#### GIVEN EXERCISE:
Wherever the string "Banken" appears in a line, extract that line.

Data records:
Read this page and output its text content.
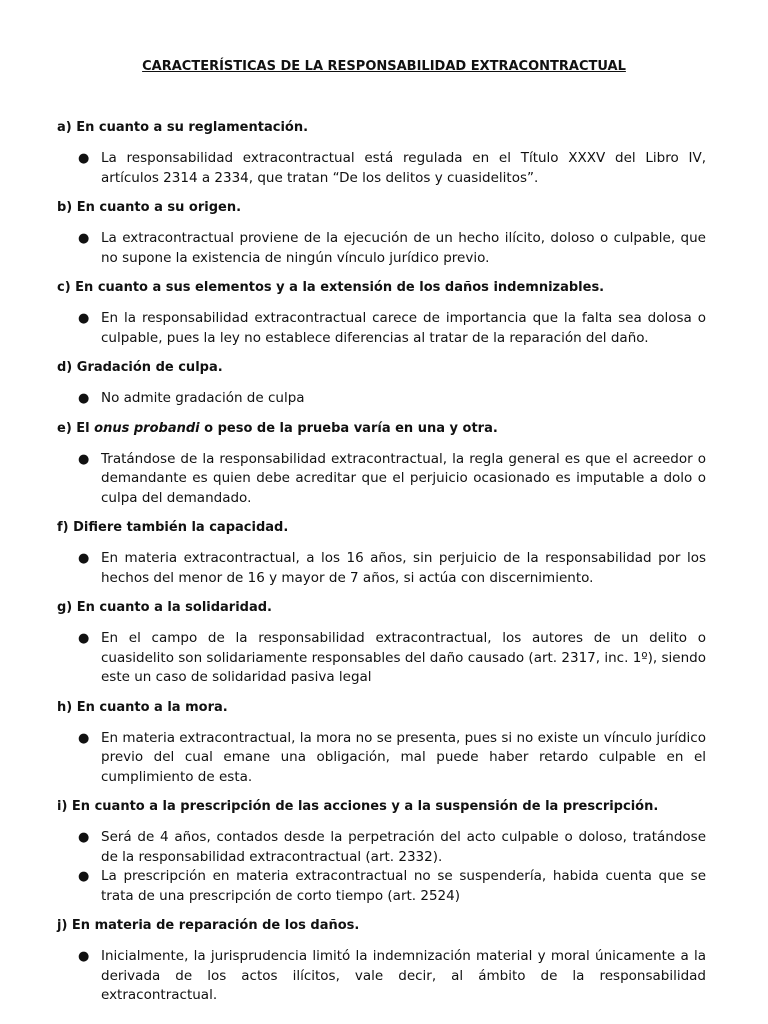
CARACTERÍSTICAS DE LA RESPONSABILIDAD EXTRACONTRACTUAL
a) En cuanto a su reglamentación.
● La responsabilidad extracontractual está regulada en el Título XXXV del Libro IV, artículos 2314 a 2334, que tratan “De los delitos y cuasidelitos”.
b) En cuanto a su origen.
● La extracontractual proviene de la ejecución de un hecho ilícito, doloso o culpable, que no supone la existencia de ningún vínculo jurídico previo.
c) En cuanto a sus elementos y a la extensión de los daños indemnizables.
● En la responsabilidad extracontractual carece de importancia que la falta sea dolosa o culpable, pues la ley no establece diferencias al tratar de la reparación del daño.
d) Gradación de culpa.
● No admite gradación de culpa
e) El onus probandi o peso de la prueba varía en una y otra.
● Tratándose de la responsabilidad extracontractual, la regla general es que el acreedor o demandante es quien debe acreditar que el perjuicio ocasionado es imputable a dolo o culpa del demandado.
f) Difiere también la capacidad.
● En materia extracontractual, a los 16 años, sin perjuicio de la responsabilidad por los hechos del menor de 16 y mayor de 7 años, si actúa con discernimiento.
g) En cuanto a la solidaridad.
● En el campo de la responsabilidad extracontractual, los autores de un delito o cuasidelito son solidariamente responsables del daño causado (art. 2317, inc. 1º), siendo este un caso de solidaridad pasiva legal
h) En cuanto a la mora.
● En materia extracontractual, la mora no se presenta, pues si no existe un vínculo jurídico previo del cual emane una obligación, mal puede haber retardo culpable en el cumplimiento de esta.
i) En cuanto a la prescripción de las acciones y a la suspensión de la prescripción.
● Será de 4 años, contados desde la perpetración del acto culpable o doloso, tratándose de la responsabilidad extracontractual (art. 2332).
● La prescripción en materia extracontractual no se suspendería, habida cuenta que se trata de una prescripción de corto tiempo (art. 2524)
j) En materia de reparación de los daños.
● Inicialmente, la jurisprudencia limitó la indemnización material y moral únicamente a la derivada de los actos ilícitos, vale decir, al ámbito de la responsabilidad extracontractual.
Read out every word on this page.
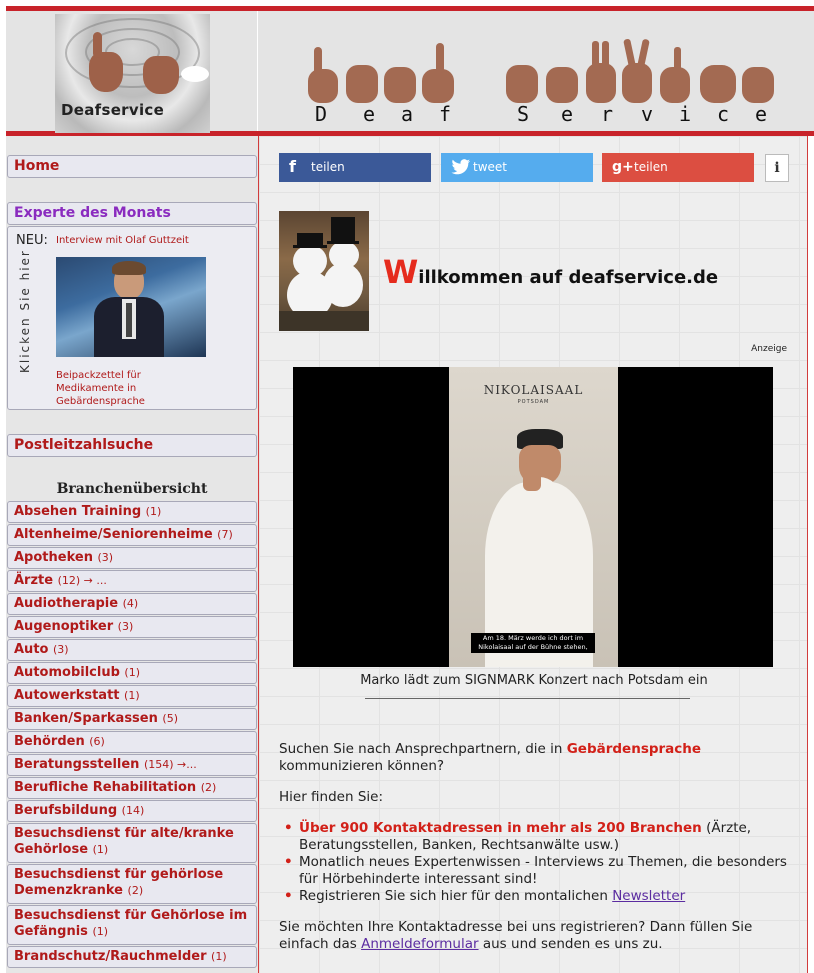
Deafservice	D e a f	S e r v i c e
Home
Experte des Monats
NEU: Interview mit Olaf Guttzeit
Klicken Sie hier
Beipackzettel für Medikamente in Gebärdensprache
Postleitzahlsuche
Branchenübersicht
Absehen Training (1)
Altenheime/Seniorenheime (7)
Apotheken (3)
Ärzte (12) → ...
Audiotherapie (4)
Augenoptiker (3)
Auto (3)
Automobilclub (1)
Autowerkstatt (1)
Banken/Sparkassen (5)
Behörden (6)
Beratungsstellen (154) →...
Berufliche Rehabilitation (2)
Berufsbildung (14)
Besuchsdienst für alte/kranke Gehörlose (1)
Besuchsdienst für gehörlose Demenzkranke (2)
Besuchsdienst für Gehörlose im Gefängnis (1)
Brandschutz/Rauchmelder (1)
f teilen	tweet	g+ teilen	i
Willkommen auf deafservice.de
Anzeige
NIKOLAISAAL
POTSDAM
Am 18. März werde ich dort im Nikolaisaal auf der Bühne stehen,
Marko lädt zum SIGNMARK Konzert nach Potsdam ein

Suchen Sie nach Ansprechpartnern, die in Gebärdensprache kommunizieren können?

Hier finden Sie:

• Über 900 Kontaktadressen in mehr als 200 Branchen (Ärzte, Beratungsstellen, Banken, Rechtsanwälte usw.)
• Monatlich neues Expertenwissen - Interviews zu Themen, die besonders für Hörbehinderte interessant sind!
• Registrieren Sie sich hier für den montalichen Newsletter

Sie möchten Ihre Kontaktadresse bei uns registrieren? Dann füllen Sie einfach das Anmeldeformular aus und senden es uns zu.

#### REPLY:
Banken/Sparkassen (5)
• Über 900 Kontaktadressen in mehr als 200 Branchen (Ärzte, Beratungsstellen, Banken, Rechtsanwälte usw.)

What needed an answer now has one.